Collected data
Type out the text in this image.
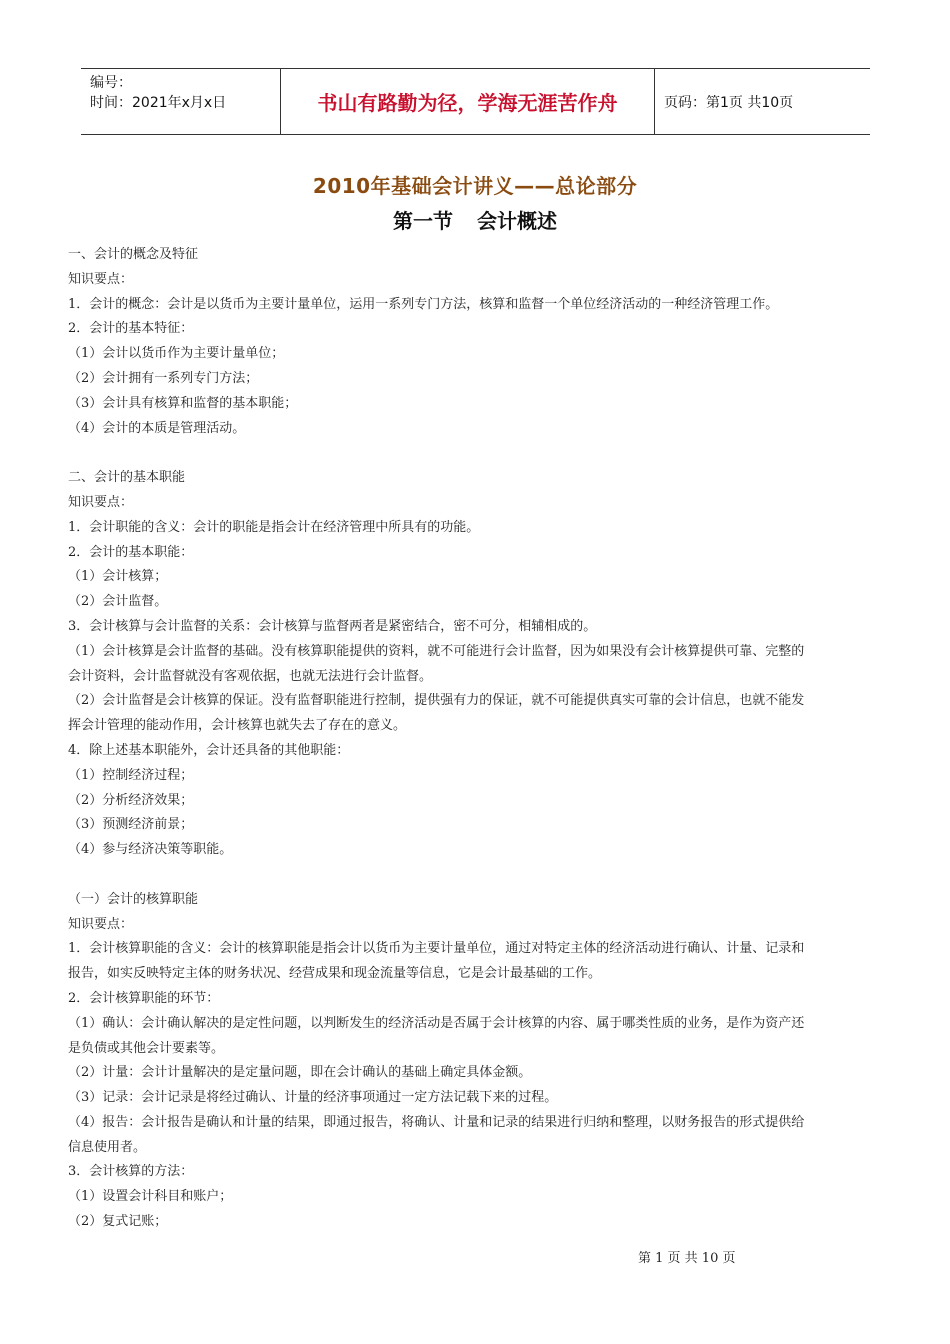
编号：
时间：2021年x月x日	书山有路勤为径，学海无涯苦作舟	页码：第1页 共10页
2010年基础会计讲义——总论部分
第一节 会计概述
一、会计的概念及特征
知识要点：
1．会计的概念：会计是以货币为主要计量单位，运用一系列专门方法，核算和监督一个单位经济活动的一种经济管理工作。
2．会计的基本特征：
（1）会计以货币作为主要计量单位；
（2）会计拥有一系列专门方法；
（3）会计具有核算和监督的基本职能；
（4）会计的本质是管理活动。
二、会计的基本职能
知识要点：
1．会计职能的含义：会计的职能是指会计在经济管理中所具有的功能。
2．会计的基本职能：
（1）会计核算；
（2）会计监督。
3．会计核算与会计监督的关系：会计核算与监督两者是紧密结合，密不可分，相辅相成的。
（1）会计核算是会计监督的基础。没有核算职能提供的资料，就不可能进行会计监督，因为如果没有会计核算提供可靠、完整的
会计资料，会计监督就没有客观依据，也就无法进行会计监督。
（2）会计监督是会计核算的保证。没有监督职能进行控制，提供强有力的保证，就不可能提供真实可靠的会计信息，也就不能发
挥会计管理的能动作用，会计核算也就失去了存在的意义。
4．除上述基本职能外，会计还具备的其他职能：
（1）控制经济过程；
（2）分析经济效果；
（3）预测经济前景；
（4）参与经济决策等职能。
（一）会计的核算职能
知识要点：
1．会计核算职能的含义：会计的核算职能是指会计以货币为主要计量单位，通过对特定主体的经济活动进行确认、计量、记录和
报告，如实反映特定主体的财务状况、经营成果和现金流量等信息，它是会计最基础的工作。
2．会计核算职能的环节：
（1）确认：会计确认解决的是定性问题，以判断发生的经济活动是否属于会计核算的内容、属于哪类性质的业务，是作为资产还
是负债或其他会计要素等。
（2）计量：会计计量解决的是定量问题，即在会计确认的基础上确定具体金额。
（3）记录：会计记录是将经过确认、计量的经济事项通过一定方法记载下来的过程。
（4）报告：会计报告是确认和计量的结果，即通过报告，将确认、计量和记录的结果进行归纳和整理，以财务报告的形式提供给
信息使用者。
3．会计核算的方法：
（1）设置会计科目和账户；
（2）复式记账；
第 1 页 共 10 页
---
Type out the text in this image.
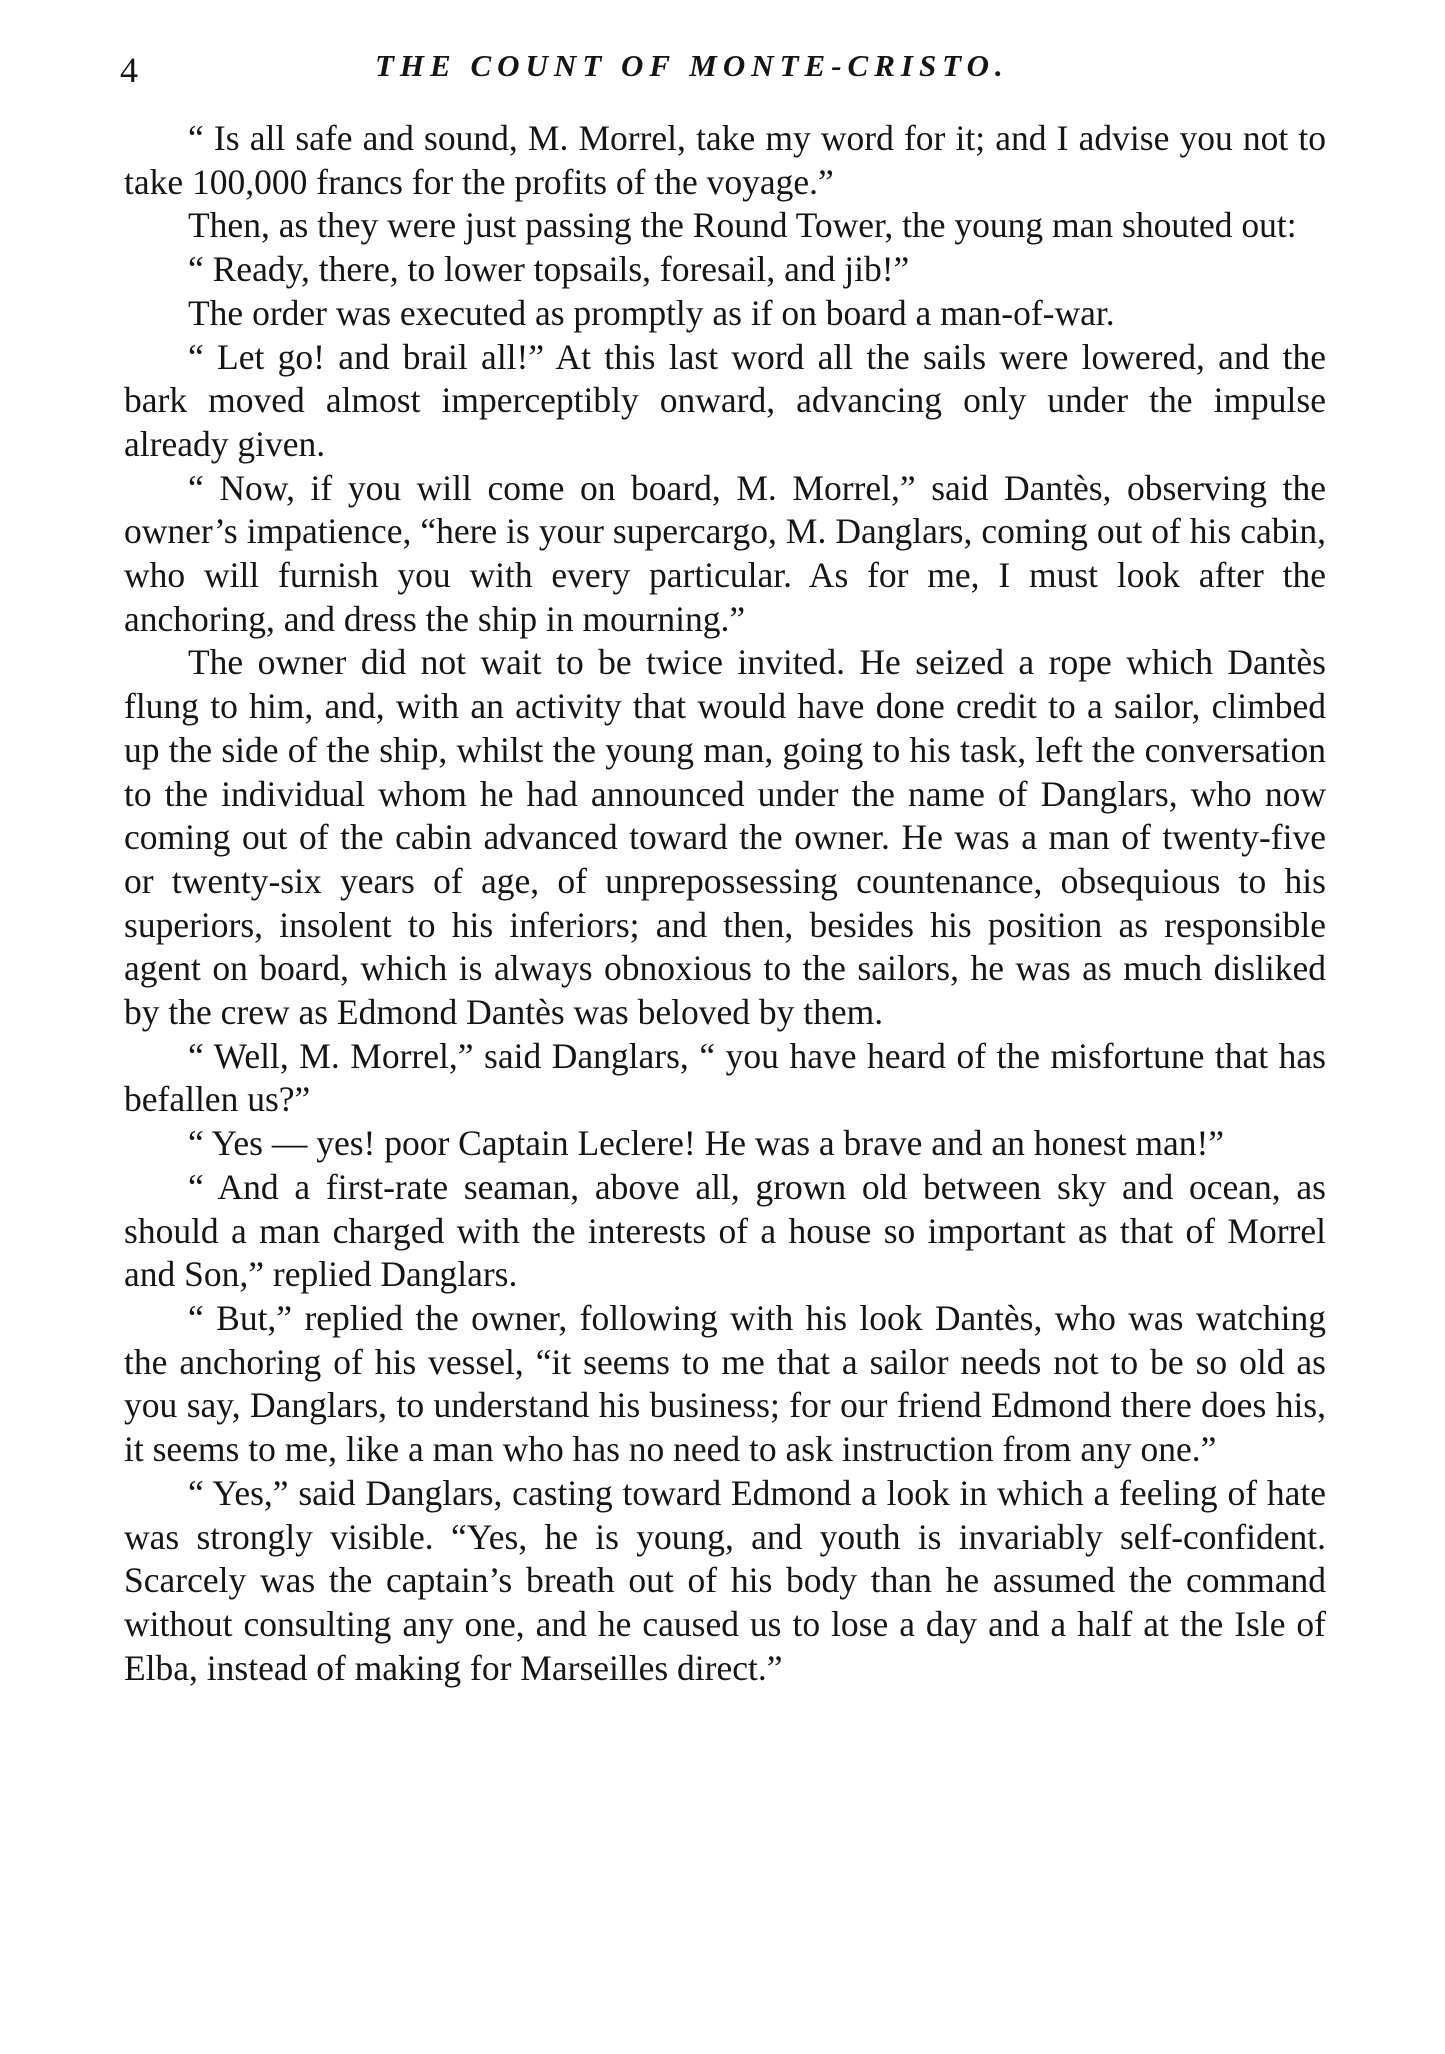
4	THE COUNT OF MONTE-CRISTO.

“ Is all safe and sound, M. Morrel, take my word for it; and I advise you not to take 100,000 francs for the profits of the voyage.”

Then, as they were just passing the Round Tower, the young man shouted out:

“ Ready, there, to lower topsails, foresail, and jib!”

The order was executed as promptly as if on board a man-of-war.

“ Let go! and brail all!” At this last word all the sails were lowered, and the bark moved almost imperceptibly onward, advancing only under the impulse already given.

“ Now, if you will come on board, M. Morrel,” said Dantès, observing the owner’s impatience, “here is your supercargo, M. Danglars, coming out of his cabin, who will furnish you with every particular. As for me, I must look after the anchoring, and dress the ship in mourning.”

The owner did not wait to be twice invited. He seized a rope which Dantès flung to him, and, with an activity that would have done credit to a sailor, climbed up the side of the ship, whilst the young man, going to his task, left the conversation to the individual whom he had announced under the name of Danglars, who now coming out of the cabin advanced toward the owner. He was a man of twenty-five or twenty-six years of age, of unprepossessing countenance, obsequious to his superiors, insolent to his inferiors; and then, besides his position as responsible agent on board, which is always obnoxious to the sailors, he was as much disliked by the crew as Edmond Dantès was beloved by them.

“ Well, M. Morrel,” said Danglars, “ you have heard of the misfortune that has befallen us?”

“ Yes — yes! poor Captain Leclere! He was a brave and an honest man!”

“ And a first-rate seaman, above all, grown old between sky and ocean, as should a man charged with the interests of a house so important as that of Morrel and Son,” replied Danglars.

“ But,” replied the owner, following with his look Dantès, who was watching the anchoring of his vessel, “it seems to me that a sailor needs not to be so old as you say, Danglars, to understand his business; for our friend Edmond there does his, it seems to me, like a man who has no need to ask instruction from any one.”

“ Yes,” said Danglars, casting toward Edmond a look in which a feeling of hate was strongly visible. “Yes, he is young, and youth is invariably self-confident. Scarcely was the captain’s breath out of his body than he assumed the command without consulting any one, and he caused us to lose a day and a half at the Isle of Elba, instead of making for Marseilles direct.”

**To do**. Of the lines in the material, how many hold the word "there"? Reply with the number only.

**Answer for this exercise**. 2